Data records
>> Begin

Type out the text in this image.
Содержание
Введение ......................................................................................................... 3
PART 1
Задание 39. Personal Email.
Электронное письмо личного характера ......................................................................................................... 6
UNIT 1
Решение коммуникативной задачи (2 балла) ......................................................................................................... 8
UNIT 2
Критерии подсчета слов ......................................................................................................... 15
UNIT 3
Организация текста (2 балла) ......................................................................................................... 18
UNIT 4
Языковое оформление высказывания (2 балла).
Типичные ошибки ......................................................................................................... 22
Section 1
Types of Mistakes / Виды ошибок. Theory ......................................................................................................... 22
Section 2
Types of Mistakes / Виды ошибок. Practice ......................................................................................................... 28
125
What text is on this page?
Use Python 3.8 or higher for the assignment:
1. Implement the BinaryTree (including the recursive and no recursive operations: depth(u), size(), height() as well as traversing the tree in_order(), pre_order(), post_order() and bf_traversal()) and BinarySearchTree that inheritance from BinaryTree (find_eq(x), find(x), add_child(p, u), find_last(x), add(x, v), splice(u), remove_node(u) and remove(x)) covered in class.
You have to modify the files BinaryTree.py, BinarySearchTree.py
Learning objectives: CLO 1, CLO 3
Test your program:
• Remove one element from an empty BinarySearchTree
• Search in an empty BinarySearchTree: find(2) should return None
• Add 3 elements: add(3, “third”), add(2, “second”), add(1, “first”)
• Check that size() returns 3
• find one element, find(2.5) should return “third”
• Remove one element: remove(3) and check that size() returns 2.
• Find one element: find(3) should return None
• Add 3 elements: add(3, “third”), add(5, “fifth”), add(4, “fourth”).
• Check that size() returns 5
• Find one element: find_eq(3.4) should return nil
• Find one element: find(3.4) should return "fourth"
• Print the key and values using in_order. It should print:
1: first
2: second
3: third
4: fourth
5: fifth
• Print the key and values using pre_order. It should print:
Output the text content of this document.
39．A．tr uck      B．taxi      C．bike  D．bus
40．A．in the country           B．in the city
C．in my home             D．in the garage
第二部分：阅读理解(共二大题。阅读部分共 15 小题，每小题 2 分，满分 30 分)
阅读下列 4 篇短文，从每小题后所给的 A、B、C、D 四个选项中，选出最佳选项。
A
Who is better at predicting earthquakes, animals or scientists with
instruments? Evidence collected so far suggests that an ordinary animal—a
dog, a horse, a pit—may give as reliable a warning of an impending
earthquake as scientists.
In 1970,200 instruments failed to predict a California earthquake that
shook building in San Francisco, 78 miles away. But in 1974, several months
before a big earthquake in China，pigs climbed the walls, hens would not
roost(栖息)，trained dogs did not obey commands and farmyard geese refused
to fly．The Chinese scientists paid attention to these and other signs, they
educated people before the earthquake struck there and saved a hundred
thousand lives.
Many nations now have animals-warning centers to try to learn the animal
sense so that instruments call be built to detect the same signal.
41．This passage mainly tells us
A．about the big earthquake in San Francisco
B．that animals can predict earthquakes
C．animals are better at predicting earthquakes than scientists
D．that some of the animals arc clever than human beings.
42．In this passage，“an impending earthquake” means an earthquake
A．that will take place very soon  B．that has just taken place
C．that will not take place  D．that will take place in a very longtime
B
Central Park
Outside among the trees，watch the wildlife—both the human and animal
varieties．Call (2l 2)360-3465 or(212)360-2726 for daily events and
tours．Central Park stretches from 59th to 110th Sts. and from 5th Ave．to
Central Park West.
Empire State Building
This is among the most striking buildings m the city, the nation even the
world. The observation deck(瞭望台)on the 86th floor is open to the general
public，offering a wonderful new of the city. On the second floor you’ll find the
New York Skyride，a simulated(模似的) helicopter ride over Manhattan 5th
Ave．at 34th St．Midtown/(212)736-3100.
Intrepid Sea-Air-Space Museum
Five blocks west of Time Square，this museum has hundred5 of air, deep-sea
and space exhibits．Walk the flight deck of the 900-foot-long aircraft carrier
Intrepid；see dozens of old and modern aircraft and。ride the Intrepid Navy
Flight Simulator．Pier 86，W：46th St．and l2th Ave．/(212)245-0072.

>> End

Repeat every entry exactly, please.

Type out the text in this image.
Содержание
Введение ......................................................................................................... 3
PART 1
Задание 39. Personal Email.
Электронное письмо личного характера ......................................................................................................... 6
UNIT 1
Решение коммуникативной задачи (2 балла) ......................................................................................................... 8
UNIT 2
Критерии подсчета слов ......................................................................................................... 15
UNIT 3
Организация текста (2 балла) ......................................................................................................... 18
UNIT 4
Языковое оформление высказывания (2 балла).
Типичные ошибки ......................................................................................................... 22
Section 1
Types of Mistakes / Виды ошибок. Theory ......................................................................................................... 22
Section 2
Types of Mistakes / Виды ошибок. Practice ......................................................................................................... 28
125
What text is on this page?
Use Python 3.8 or higher for the assignment:
1. Implement the BinaryTree (including the recursive and no recursive operations: depth(u), size(), height() as well as traversing the tree in_order(), pre_order(), post_order() and bf_traversal()) and BinarySearchTree that inheritance from BinaryTree (find_eq(x), find(x), add_child(p, u), find_last(x), add(x, v), splice(u), remove_node(u) and remove(x)) covered in class.
You have to modify the files BinaryTree.py, BinarySearchTree.py
Learning objectives: CLO 1, CLO 3
Test your program:
• Remove one element from an empty BinarySearchTree
• Search in an empty BinarySearchTree: find(2) should return None
• Add 3 elements: add(3, “third”), add(2, “second”), add(1, “first”)
• Check that size() returns 3
• find one element, find(2.5) should return “third”
• Remove one element: remove(3) and check that size() returns 2.
• Find one element: find(3) should return None
• Add 3 elements: add(3, “third”), add(5, “fifth”), add(4, “fourth”).
• Check that size() returns 5
• Find one element: find_eq(3.4) should return nil
• Find one element: find(3.4) should return "fourth"
• Print the key and values using in_order. It should print:
1: first
2: second
3: third
4: fourth
5: fifth
• Print the key and values using pre_order. It should print:
Output the text content of this document.
39．A．tr uck      B．taxi      C．bike  D．bus
40．A．in the country           B．in the city
C．in my home             D．in the garage
第二部分：阅读理解(共二大题。阅读部分共 15 小题，每小题 2 分，满分 30 分)
阅读下列 4 篇短文，从每小题后所给的 A、B、C、D 四个选项中，选出最佳选项。
A
Who is better at predicting earthquakes, animals or scientists with
instruments? Evidence collected so far suggests that an ordinary animal—a
dog, a horse, a pit—may give as reliable a warning of an impending
earthquake as scientists.
In 1970,200 instruments failed to predict a California earthquake that
shook building in San Francisco, 78 miles away. But in 1974, several months
before a big earthquake in China，pigs climbed the walls, hens would not
roost(栖息)，trained dogs did not obey commands and farmyard geese refused
to fly．The Chinese scientists paid attention to these and other signs, they
educated people before the earthquake struck there and saved a hundred
thousand lives.
Many nations now have animals-warning centers to try to learn the animal
sense so that instruments call be built to detect the same signal.
41．This passage mainly tells us
A．about the big earthquake in San Francisco
B．that animals can predict earthquakes
C．animals are better at predicting earthquakes than scientists
D．that some of the animals arc clever than human beings.
42．In this passage，“an impending earthquake” means an earthquake
A．that will take place very soon  B．that has just taken place
C．that will not take place  D．that will take place in a very longtime
B
Central Park
Outside among the trees，watch the wildlife—both the human and animal
varieties．Call (2l 2)360-3465 or(212)360-2726 for daily events and
tours．Central Park stretches from 59th to 110th Sts. and from 5th Ave．to
Central Park West.
Empire State Building
This is among the most striking buildings m the city, the nation even the
world. The observation deck(瞭望台)on the 86th floor is open to the general
public，offering a wonderful new of the city. On the second floor you’ll find the
New York Skyride，a simulated(模似的) helicopter ride over Manhattan 5th
Ave．at 34th St．Midtown/(212)736-3100.
Intrepid Sea-Air-Space Museum
Five blocks west of Time Square，this museum has hundred5 of air, deep-sea
and space exhibits．Walk the flight deck of the 900-foot-long aircraft carrier
Intrepid；see dozens of old and modern aircraft and。ride the Intrepid Navy
Flight Simulator．Pier 86，W：46th St．and l2th Ave．/(212)245-0072.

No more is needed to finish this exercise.